** start of TASK INPUT **

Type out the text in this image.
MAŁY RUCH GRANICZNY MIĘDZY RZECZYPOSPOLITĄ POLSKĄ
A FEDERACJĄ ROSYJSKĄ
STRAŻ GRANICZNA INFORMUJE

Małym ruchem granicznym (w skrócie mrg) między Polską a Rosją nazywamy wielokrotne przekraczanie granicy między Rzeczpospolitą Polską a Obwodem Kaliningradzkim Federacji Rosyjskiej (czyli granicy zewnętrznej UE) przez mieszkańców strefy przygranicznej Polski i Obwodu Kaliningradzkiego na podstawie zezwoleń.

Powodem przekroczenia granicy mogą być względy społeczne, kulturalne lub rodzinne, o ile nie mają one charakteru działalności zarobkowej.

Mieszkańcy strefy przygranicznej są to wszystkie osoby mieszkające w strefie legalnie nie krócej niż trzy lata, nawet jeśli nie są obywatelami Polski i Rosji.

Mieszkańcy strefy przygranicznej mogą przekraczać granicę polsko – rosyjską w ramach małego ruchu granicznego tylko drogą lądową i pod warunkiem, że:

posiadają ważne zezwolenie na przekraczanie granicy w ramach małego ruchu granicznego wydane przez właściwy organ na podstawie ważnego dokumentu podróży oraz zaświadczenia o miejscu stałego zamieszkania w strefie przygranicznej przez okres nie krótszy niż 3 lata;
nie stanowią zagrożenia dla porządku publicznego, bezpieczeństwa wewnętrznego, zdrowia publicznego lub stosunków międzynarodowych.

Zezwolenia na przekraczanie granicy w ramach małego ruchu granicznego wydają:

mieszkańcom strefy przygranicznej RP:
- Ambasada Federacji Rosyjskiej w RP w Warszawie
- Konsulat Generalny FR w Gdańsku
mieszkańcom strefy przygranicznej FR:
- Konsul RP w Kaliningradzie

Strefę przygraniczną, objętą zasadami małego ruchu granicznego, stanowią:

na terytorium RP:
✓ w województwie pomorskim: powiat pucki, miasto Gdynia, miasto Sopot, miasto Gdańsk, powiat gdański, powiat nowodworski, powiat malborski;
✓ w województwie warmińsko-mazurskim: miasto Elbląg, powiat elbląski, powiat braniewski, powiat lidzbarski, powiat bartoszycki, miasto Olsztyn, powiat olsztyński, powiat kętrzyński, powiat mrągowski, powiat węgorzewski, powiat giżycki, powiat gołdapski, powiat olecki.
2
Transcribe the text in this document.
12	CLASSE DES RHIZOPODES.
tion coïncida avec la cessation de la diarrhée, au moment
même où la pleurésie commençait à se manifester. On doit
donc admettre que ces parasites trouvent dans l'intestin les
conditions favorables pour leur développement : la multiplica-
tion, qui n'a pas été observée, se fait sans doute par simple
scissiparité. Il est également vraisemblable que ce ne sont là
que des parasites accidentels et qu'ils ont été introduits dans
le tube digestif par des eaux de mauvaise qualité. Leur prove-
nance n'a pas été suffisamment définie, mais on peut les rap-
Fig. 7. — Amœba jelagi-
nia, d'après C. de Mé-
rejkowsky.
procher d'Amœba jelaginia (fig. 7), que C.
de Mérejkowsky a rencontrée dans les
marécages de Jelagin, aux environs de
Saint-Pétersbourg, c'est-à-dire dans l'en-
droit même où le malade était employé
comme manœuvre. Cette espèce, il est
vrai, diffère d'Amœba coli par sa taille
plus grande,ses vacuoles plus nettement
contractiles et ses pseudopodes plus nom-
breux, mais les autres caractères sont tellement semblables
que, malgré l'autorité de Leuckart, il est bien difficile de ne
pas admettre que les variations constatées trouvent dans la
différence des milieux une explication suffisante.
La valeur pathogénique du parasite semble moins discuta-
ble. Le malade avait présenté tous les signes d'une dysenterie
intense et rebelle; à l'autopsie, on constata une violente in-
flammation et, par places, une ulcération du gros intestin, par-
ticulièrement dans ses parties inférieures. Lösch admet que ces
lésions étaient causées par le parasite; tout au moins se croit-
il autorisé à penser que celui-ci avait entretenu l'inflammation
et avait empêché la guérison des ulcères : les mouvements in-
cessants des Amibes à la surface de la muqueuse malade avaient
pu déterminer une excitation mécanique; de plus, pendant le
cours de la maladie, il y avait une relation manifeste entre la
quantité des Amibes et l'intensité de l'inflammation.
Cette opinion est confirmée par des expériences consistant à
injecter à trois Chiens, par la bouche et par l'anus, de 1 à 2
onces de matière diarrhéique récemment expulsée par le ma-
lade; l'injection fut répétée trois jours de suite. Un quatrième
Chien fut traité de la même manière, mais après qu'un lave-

** end of TASK INPUT **
** start of TASK INPUT **

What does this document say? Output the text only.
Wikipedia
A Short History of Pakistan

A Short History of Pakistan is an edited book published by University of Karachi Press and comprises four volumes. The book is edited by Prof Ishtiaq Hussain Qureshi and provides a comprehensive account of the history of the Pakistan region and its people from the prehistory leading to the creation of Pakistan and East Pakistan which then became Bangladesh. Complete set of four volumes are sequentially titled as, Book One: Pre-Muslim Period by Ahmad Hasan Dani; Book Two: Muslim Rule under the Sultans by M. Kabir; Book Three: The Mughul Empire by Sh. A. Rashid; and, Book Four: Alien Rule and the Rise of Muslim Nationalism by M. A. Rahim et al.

** end of TASK INPUT **
** start of TASK INPUT **

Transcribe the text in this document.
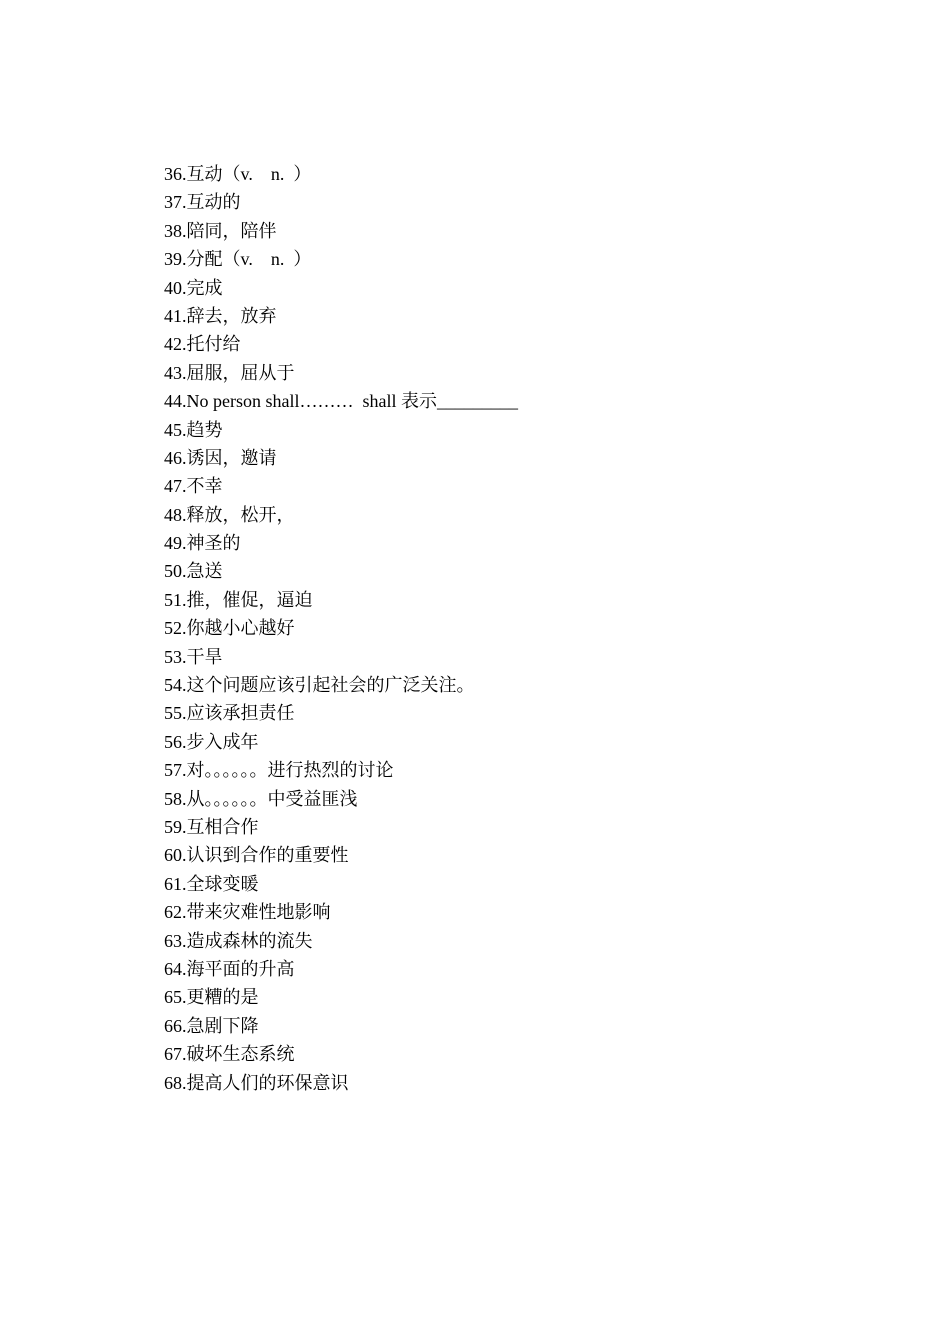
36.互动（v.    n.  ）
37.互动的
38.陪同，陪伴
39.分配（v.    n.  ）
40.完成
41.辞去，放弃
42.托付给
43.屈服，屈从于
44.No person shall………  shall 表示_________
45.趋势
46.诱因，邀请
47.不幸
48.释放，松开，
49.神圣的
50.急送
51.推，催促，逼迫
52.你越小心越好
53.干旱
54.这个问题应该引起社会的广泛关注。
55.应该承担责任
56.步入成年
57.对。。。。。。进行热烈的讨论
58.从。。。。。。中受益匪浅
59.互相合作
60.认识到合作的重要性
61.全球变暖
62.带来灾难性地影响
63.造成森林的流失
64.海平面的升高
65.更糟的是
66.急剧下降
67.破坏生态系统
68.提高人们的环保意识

** end of TASK INPUT **

• WHAT YOU NEED TO DO: Return all lines containing "trois".

• THE ANSWER:
injecter à trois Chiens, par la bouche et par l'anus, de 1 à 2
lade; l'injection fut répétée trois jours de suite. Un quatrième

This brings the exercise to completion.